Exercise objective: Every line below that holds the word "möjligt" must be listed.

Data for review:
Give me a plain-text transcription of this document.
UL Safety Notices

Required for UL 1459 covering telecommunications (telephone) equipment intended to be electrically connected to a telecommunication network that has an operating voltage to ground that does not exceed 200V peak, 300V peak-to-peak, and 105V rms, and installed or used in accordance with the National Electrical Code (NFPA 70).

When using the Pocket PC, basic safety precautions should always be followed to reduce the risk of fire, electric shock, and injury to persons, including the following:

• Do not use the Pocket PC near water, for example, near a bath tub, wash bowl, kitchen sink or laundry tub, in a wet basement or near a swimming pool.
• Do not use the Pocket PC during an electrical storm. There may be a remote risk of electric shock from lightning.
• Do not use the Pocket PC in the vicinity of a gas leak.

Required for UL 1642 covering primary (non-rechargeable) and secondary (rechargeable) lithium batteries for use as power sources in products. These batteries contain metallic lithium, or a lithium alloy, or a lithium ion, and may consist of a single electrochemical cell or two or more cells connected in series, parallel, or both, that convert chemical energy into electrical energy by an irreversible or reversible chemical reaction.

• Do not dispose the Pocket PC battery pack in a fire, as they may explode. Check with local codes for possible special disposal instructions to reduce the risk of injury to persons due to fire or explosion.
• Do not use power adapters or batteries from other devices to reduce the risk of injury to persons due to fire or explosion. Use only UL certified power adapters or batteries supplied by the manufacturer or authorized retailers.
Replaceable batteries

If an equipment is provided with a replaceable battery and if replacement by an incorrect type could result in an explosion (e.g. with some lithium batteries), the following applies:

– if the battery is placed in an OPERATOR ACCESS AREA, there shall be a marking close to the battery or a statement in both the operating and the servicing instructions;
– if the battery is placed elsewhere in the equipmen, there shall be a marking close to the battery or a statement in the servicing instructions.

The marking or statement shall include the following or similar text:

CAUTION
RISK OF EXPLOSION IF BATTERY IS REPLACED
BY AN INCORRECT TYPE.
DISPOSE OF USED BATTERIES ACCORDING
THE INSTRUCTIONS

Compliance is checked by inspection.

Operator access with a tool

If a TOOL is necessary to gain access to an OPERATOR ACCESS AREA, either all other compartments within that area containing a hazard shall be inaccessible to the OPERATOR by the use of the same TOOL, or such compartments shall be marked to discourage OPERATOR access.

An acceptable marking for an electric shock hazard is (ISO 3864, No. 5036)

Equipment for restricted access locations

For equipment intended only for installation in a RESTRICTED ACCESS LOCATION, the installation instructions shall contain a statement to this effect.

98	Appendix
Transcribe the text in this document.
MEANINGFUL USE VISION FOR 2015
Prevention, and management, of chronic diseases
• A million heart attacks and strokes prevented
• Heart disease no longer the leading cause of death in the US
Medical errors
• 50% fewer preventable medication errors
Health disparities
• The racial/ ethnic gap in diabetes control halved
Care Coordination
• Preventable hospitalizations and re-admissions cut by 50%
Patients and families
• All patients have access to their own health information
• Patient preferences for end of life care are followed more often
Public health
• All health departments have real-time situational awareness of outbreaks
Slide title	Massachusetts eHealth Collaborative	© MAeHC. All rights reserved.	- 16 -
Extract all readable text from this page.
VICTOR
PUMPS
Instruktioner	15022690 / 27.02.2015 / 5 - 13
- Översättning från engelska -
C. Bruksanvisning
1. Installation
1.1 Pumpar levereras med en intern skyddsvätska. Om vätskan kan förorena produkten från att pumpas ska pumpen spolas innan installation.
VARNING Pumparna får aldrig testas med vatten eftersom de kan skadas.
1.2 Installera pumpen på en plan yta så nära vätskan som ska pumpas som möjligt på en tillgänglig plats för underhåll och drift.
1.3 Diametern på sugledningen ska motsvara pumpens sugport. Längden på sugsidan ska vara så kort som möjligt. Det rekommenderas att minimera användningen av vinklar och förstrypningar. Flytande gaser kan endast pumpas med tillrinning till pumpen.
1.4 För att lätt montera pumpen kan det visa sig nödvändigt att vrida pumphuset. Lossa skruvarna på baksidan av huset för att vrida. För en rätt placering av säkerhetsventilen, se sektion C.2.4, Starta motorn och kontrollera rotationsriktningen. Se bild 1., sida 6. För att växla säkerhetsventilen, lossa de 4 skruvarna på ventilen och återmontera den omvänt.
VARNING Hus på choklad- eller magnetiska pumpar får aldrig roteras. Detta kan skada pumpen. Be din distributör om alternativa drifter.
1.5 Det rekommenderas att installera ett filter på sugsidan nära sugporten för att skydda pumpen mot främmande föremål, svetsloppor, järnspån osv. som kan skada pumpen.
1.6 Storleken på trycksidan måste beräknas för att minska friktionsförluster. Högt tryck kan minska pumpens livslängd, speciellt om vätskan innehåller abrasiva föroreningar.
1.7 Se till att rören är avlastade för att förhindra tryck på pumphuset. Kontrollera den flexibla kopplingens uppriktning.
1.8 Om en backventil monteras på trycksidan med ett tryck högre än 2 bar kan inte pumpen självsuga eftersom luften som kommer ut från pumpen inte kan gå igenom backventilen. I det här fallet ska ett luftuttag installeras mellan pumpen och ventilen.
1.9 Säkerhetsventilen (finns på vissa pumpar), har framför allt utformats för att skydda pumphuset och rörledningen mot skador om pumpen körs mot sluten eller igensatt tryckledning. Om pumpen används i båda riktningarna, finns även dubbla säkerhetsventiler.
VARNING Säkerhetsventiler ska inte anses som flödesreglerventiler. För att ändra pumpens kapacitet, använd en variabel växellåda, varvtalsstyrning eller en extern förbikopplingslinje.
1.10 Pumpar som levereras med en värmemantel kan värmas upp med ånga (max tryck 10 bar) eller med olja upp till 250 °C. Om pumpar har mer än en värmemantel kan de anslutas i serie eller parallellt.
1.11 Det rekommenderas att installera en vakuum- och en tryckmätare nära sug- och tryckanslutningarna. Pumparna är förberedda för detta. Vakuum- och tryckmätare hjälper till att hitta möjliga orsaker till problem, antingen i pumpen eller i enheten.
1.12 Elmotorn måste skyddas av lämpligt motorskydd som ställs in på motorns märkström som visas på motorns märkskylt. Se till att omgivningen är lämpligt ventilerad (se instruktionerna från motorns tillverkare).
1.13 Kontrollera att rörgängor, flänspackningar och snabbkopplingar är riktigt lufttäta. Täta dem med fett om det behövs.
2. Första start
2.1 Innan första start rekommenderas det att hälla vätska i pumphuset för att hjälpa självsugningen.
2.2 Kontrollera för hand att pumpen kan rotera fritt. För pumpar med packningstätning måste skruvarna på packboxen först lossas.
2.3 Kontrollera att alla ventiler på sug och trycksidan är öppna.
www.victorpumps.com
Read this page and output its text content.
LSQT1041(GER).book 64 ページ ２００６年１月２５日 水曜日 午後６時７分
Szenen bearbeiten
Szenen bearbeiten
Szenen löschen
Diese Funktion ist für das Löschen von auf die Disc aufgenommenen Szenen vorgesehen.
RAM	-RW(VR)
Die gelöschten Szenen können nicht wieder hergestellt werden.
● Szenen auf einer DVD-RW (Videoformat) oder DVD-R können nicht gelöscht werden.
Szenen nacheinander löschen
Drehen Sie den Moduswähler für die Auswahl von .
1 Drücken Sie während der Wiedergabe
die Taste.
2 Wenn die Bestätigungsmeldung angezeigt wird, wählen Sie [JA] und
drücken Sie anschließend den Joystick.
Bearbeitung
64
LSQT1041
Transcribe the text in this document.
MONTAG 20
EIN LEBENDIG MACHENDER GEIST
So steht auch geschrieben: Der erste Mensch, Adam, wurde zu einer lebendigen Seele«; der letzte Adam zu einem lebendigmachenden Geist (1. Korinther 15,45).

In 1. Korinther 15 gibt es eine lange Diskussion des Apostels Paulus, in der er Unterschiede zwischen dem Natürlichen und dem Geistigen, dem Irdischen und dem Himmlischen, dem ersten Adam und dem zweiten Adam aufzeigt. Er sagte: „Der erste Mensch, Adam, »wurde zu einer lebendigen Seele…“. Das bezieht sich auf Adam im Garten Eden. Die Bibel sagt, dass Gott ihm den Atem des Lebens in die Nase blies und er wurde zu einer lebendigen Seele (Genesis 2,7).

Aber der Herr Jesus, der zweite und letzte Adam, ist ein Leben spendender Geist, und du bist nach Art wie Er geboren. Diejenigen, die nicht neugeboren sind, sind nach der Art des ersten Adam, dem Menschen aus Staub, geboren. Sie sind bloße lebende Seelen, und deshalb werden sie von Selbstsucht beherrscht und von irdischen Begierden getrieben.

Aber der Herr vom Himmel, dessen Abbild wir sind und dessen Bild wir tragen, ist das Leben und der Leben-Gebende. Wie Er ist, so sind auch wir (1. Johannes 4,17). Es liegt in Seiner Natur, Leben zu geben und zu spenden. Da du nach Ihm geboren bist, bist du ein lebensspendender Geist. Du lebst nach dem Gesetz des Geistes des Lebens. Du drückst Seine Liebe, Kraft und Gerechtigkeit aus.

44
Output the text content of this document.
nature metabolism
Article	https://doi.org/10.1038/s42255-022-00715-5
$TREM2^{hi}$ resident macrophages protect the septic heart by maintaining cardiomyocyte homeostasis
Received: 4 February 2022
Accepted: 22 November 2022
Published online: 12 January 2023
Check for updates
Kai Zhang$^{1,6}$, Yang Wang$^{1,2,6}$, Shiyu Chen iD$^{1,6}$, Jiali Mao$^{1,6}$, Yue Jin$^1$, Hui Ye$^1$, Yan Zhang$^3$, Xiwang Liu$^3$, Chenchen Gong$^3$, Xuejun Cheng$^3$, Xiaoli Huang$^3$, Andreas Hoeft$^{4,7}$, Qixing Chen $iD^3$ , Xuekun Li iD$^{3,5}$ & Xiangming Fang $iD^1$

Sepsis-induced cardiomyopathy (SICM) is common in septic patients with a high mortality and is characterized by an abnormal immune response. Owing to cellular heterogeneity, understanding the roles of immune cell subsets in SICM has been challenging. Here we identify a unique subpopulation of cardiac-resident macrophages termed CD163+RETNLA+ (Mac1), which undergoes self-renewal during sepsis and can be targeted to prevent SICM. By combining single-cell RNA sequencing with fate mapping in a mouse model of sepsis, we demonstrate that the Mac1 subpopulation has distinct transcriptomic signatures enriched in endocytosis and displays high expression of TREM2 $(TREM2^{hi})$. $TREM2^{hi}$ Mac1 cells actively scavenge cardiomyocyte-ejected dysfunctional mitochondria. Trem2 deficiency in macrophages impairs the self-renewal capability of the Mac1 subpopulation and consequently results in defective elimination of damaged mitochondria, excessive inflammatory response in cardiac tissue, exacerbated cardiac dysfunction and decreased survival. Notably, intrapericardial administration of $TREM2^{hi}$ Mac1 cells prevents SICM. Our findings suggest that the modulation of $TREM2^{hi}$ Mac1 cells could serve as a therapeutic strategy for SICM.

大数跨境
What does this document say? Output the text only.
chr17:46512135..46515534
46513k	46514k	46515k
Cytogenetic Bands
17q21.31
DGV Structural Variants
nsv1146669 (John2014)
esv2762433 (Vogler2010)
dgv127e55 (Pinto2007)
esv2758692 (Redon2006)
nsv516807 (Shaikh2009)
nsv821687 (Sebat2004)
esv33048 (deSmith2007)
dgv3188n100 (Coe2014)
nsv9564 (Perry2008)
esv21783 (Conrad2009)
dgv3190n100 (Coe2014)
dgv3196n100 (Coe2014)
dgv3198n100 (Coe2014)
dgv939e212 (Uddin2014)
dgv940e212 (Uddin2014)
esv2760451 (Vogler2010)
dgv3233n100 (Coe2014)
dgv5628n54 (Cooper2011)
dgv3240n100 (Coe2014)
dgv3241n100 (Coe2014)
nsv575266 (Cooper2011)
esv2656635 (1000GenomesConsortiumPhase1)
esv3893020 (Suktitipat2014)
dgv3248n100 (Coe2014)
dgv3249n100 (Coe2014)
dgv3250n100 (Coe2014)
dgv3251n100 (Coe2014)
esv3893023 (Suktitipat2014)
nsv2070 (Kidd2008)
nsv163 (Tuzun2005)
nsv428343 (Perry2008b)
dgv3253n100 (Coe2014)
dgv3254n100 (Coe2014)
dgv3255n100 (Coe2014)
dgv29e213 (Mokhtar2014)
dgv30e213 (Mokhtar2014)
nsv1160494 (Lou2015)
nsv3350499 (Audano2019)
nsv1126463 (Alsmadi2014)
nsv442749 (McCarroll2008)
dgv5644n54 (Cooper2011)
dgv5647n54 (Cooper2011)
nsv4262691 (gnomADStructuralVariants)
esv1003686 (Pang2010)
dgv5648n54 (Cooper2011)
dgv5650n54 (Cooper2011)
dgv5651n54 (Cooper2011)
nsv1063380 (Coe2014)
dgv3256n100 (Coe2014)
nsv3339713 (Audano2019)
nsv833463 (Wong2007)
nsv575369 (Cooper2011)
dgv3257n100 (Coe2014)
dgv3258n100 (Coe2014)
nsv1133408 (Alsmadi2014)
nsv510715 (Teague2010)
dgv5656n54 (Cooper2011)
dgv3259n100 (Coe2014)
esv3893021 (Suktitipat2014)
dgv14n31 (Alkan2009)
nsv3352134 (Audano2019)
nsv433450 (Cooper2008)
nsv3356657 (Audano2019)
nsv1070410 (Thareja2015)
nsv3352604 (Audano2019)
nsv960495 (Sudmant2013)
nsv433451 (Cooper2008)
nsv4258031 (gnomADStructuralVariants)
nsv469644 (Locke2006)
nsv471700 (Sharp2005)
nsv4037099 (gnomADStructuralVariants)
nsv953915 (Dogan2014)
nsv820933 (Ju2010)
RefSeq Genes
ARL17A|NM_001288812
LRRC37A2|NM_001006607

Task response:
1.2 Installera pumpen på en plan yta så nära vätskan som ska pumpas som möjligt på en tillgänglig plats för underhåll och drift.
1.3 Diametern på sugledningen ska motsvara pumpens sugport. Längden på sugsidan ska vara så kort som möjligt. Det rekommenderas att minimera användningen av vinklar och förstrypningar. Flytande gaser kan endast pumpas med tillrinning till pumpen.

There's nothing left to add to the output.